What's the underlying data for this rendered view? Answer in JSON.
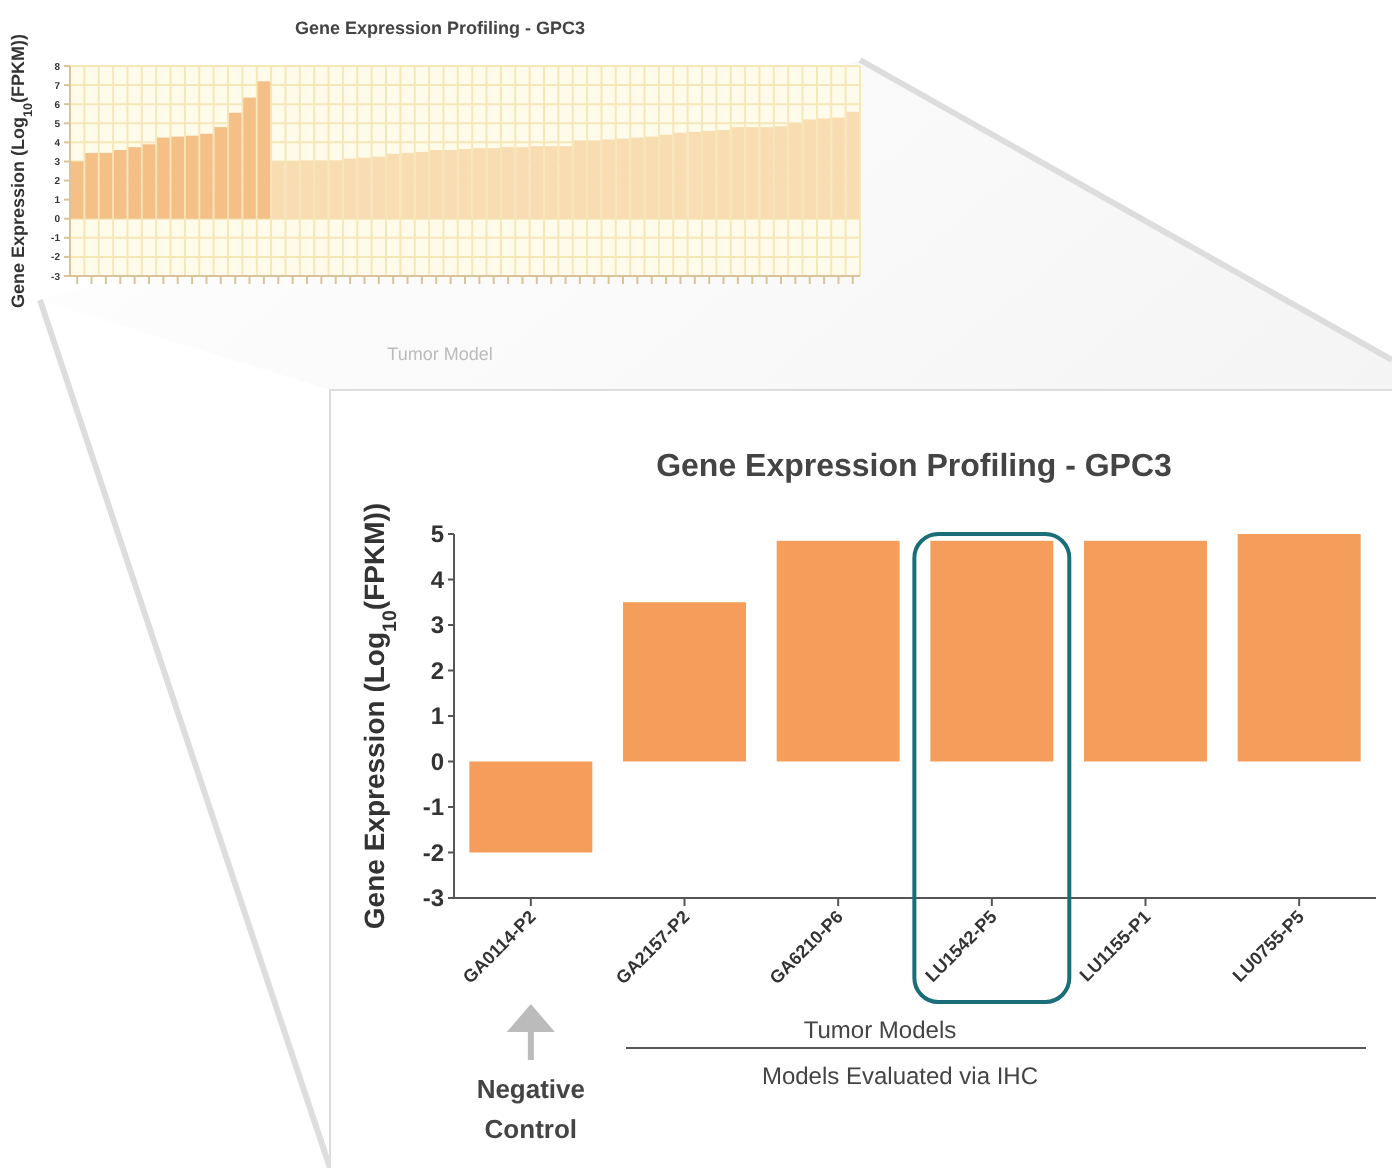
{
  "chart_data": [
    {
      "type": "bar",
      "title": "Gene Expression Profiling - GPC3",
      "xlabel": "Tumor Model",
      "ylabel": "Gene Expression (Log$_{10}$(FPKM))",
      "categories": [
        null,
        null,
        null,
        null,
        null,
        null,
        null,
        null,
        null,
        null,
        null,
        null,
        null,
        null,
        null,
        null,
        null,
        null,
        null,
        null,
        null,
        null,
        null,
        null,
        null,
        null,
        null,
        null,
        null,
        null,
        null,
        null,
        null,
        null,
        null,
        null,
        null,
        null,
        null,
        null,
        null,
        null,
        null,
        null,
        null,
        null,
        null,
        null,
        null,
        null,
        null,
        null,
        null,
        null,
        null
      ],
      "values": [
        3.0,
        3.45,
        3.45,
        3.6,
        3.75,
        3.9,
        4.25,
        4.3,
        4.35,
        4.45,
        4.8,
        5.55,
        6.35,
        7.2,
        3.0,
        3.0,
        3.05,
        3.05,
        3.05,
        3.15,
        3.2,
        3.25,
        3.4,
        3.45,
        3.5,
        3.6,
        3.6,
        3.65,
        3.7,
        3.7,
        3.75,
        3.75,
        3.8,
        3.8,
        3.8,
        4.1,
        4.1,
        4.15,
        4.2,
        4.25,
        4.3,
        4.4,
        4.5,
        4.55,
        4.6,
        4.65,
        4.8,
        4.8,
        4.8,
        4.85,
        5.0,
        5.2,
        5.25,
        5.3,
        5.6
      ],
      "colors": [
        "#f5c088",
        "#f5c088",
        "#f5c088",
        "#f5c088",
        "#f5c088",
        "#f5c088",
        "#f5c088",
        "#f5c088",
        "#f5c088",
        "#f5c088",
        "#f5c088",
        "#f5c088",
        "#f5c088",
        "#f5c088",
        "#f9ddb2",
        "#f9ddb2",
        "#f9ddb2",
        "#f9ddb2",
        "#f9ddb2",
        "#f9ddb2",
        "#f9ddb2",
        "#f9ddb2",
        "#f9ddb2",
        "#f9ddb2",
        "#f9ddb2",
        "#f9ddb2",
        "#f9ddb2",
        "#f9ddb2",
        "#f9ddb2",
        "#f9ddb2",
        "#f9ddb2",
        "#f9ddb2",
        "#f9ddb2",
        "#f9ddb2",
        "#f9ddb2",
        "#f9ddb2",
        "#f9ddb2",
        "#f9ddb2",
        "#f9ddb2",
        "#f9ddb2",
        "#f9ddb2",
        "#f9ddb2",
        "#f9ddb2",
        "#f9ddb2",
        "#f9ddb2",
        "#f9ddb2",
        "#f9ddb2",
        "#f9ddb2",
        "#f9ddb2",
        "#f9ddb2",
        "#f9ddb2",
        "#f9ddb2",
        "#f9ddb2",
        "#f9ddb2",
        "#f9ddb2"
      ],
      "ylim": [
        -3,
        8
      ],
      "yticks": [
        -3,
        -2,
        -1,
        0,
        1,
        2,
        3,
        4,
        5,
        6,
        7,
        8
      ],
      "grid": true
    },
    {
      "type": "bar",
      "title": "Gene Expression Profiling - GPC3",
      "xlabel": "Tumor Models",
      "ylabel": "Gene Expression (Log$_{10}$(FPKM))",
      "categories": [
        "GA0114-P2",
        "GA2157-P2",
        "GA6210-P6",
        "LU1542-P5",
        "LU1155-P1",
        "LU0755-P5"
      ],
      "values": [
        -2,
        3.5,
        4.85,
        4.85,
        4.85,
        5.0
      ],
      "color": "#f59d5a",
      "ylim": [
        -3,
        5
      ],
      "yticks": [
        -3,
        -2,
        -1,
        0,
        1,
        2,
        3,
        4,
        5
      ],
      "annotations": [
        "Models Evaluated via IHC",
        "Negative Control"
      ]
    }
  ]
}
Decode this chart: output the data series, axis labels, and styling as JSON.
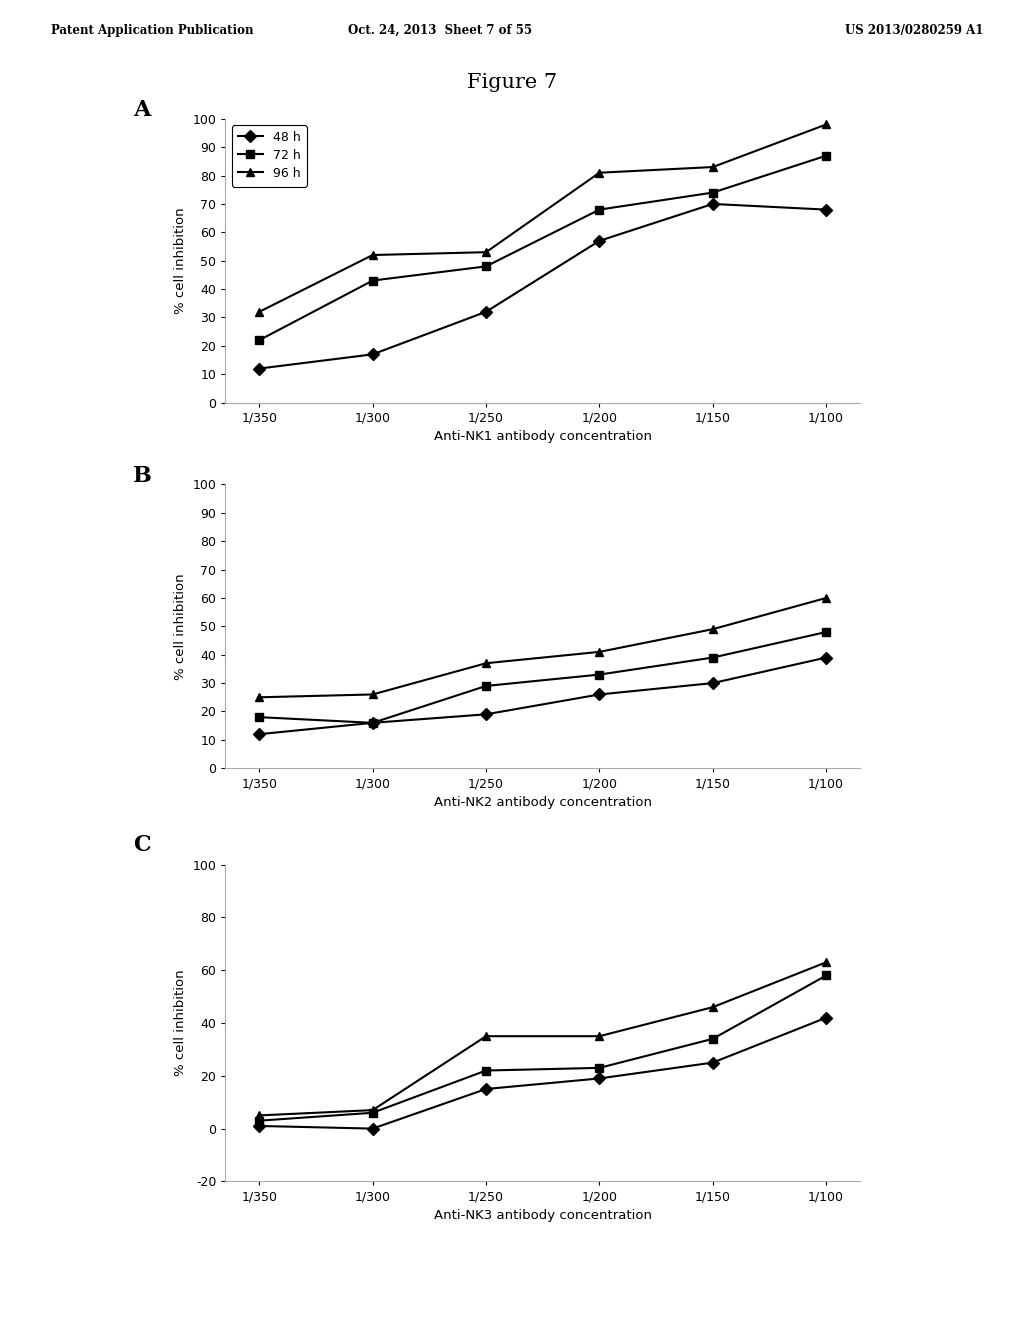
{
  "figure_title": "Figure 7",
  "header_left": "Patent Application Publication",
  "header_mid": "Oct. 24, 2013  Sheet 7 of 55",
  "header_right": "US 2013/0280259 A1",
  "x_labels": [
    "1/350",
    "1/300",
    "1/250",
    "1/200",
    "1/150",
    "1/100"
  ],
  "legend_labels": [
    "48 h",
    "72 h",
    "96 h"
  ],
  "panel_labels": [
    "A",
    "B",
    "C"
  ],
  "chartA": {
    "xlabel": "Anti-NK1 antibody concentration",
    "ylabel": "% cell inhibition",
    "ylim": [
      0,
      100
    ],
    "yticks": [
      0,
      10,
      20,
      30,
      40,
      50,
      60,
      70,
      80,
      90,
      100
    ],
    "series": {
      "48h": [
        12,
        17,
        32,
        57,
        70,
        68
      ],
      "72h": [
        22,
        43,
        48,
        68,
        74,
        87
      ],
      "96h": [
        32,
        52,
        53,
        81,
        83,
        98
      ]
    }
  },
  "chartB": {
    "xlabel": "Anti-NK2 antibody concentration",
    "ylabel": "% cell inhibition",
    "ylim": [
      0,
      100
    ],
    "yticks": [
      0,
      10,
      20,
      30,
      40,
      50,
      60,
      70,
      80,
      90,
      100
    ],
    "series": {
      "48h": [
        12,
        16,
        19,
        26,
        30,
        39
      ],
      "72h": [
        18,
        16,
        29,
        33,
        39,
        48
      ],
      "96h": [
        25,
        26,
        37,
        41,
        49,
        60
      ]
    }
  },
  "chartC": {
    "xlabel": "Anti-NK3 antibody concentration",
    "ylabel": "% cell inhibition",
    "ylim": [
      -20,
      100
    ],
    "yticks": [
      -20,
      0,
      20,
      40,
      60,
      80,
      100
    ],
    "series": {
      "48h": [
        1,
        0,
        15,
        19,
        25,
        42
      ],
      "72h": [
        3,
        6,
        22,
        23,
        34,
        58
      ],
      "96h": [
        5,
        7,
        35,
        35,
        46,
        63
      ]
    }
  },
  "line_color": "#000000",
  "marker_48h": "D",
  "marker_72h": "s",
  "marker_96h": "^",
  "markersize": 6,
  "linewidth": 1.5,
  "bg_color": "#ffffff",
  "font_color": "#000000"
}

• [EXERCISE GOAL] Identify each line of the material where the word "Models" shows up, and copy it.

• [TASK RESULT]
      "xlabel": "Tumor Models",
        "Models Evaluated via IHC",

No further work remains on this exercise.